Gather up the lines with the word "mean" in them.
+++ MATERIAL FOR THIS TASK
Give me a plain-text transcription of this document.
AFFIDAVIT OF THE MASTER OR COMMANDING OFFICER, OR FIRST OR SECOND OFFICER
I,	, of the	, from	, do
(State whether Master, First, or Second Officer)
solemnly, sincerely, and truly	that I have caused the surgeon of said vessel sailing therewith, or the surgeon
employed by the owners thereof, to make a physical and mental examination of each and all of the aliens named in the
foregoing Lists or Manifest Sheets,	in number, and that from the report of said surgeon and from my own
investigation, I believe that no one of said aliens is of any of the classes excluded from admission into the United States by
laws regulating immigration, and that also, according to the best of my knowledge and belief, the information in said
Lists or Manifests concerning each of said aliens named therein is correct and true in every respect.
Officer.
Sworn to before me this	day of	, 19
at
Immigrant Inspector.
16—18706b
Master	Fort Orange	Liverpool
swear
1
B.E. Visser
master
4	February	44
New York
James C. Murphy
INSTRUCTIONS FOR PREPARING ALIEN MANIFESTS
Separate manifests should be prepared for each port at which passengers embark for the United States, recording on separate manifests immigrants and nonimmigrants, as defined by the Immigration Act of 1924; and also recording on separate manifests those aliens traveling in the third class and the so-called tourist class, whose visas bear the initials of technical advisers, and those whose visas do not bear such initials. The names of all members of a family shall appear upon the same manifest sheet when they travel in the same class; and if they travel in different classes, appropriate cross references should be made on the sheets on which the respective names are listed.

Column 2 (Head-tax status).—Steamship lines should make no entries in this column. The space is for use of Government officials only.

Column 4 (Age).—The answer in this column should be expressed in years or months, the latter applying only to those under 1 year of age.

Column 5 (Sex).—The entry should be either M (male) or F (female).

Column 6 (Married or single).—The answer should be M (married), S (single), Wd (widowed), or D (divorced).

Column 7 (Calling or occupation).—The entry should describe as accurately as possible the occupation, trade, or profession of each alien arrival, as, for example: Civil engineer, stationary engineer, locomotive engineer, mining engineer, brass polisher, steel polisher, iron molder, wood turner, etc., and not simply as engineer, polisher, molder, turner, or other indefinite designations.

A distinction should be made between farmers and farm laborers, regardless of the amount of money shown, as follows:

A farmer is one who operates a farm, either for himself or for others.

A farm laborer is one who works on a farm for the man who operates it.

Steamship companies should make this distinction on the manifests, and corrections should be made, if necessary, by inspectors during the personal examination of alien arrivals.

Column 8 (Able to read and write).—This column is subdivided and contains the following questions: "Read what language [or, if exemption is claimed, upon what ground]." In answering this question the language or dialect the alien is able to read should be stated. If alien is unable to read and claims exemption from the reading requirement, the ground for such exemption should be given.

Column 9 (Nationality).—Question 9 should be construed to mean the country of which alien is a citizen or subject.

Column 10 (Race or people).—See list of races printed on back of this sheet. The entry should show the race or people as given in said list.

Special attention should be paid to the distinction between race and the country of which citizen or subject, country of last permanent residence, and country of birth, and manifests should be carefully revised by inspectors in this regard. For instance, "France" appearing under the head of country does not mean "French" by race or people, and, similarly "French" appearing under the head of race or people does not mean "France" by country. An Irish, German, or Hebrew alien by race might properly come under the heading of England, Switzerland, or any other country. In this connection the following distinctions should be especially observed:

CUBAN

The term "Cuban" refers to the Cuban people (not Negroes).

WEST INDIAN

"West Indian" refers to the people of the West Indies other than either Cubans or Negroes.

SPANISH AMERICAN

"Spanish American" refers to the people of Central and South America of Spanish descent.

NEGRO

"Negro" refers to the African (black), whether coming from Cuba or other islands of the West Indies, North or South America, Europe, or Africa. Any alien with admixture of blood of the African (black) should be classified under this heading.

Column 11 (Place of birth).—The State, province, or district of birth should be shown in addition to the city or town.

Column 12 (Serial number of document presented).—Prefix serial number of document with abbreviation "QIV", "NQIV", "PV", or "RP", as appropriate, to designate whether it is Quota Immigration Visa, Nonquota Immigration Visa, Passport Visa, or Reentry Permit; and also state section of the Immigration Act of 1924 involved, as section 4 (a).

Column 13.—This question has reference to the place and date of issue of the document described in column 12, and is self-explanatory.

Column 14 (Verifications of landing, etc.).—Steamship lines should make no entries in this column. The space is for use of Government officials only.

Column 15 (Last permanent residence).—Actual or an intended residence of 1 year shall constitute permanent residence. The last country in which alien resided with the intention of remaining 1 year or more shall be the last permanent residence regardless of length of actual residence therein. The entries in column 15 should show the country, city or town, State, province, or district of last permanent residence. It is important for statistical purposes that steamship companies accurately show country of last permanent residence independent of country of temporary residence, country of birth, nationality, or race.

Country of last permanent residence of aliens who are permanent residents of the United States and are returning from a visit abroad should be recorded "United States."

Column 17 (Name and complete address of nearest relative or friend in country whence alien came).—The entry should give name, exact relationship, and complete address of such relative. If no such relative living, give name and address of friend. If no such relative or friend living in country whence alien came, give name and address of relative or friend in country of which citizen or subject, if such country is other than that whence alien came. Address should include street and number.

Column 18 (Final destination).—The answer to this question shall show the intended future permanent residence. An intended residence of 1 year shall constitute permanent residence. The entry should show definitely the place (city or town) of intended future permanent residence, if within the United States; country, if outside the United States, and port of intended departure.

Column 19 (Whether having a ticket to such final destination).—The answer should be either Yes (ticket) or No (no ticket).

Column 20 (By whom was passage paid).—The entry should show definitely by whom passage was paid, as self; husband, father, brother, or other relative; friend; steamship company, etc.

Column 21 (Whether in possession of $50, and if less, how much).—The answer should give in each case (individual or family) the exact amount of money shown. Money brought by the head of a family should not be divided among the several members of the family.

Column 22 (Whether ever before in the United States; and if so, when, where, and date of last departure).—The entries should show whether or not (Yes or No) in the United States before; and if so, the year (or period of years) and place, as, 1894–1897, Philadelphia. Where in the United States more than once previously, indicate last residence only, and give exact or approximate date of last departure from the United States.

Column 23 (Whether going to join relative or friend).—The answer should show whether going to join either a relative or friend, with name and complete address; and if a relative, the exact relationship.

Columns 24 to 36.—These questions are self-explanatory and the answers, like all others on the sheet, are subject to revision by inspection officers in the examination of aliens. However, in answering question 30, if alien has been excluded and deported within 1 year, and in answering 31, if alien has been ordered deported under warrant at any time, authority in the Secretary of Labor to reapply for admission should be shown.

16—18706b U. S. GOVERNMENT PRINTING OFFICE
++++++
RESPONSE:
Column 9 (Nationality).—Question 9 should be construed to mean the country of which alien is a citizen or subject.
Special attention should be paid to the distinction between race and the country of which citizen or subject, country of last permanent residence, and country of birth, and manifests should be carefully revised by inspectors in this regard. For instance, "France" appearing under the head of country does not mean "French" by race or people, and, similarly "French" appearing under the head of race or people does not mean "France" by country. An Irish, German, or Hebrew alien by race might properly come under the heading of England, Switzerland, or any other country. In this connection the following distinctions should be especially observed:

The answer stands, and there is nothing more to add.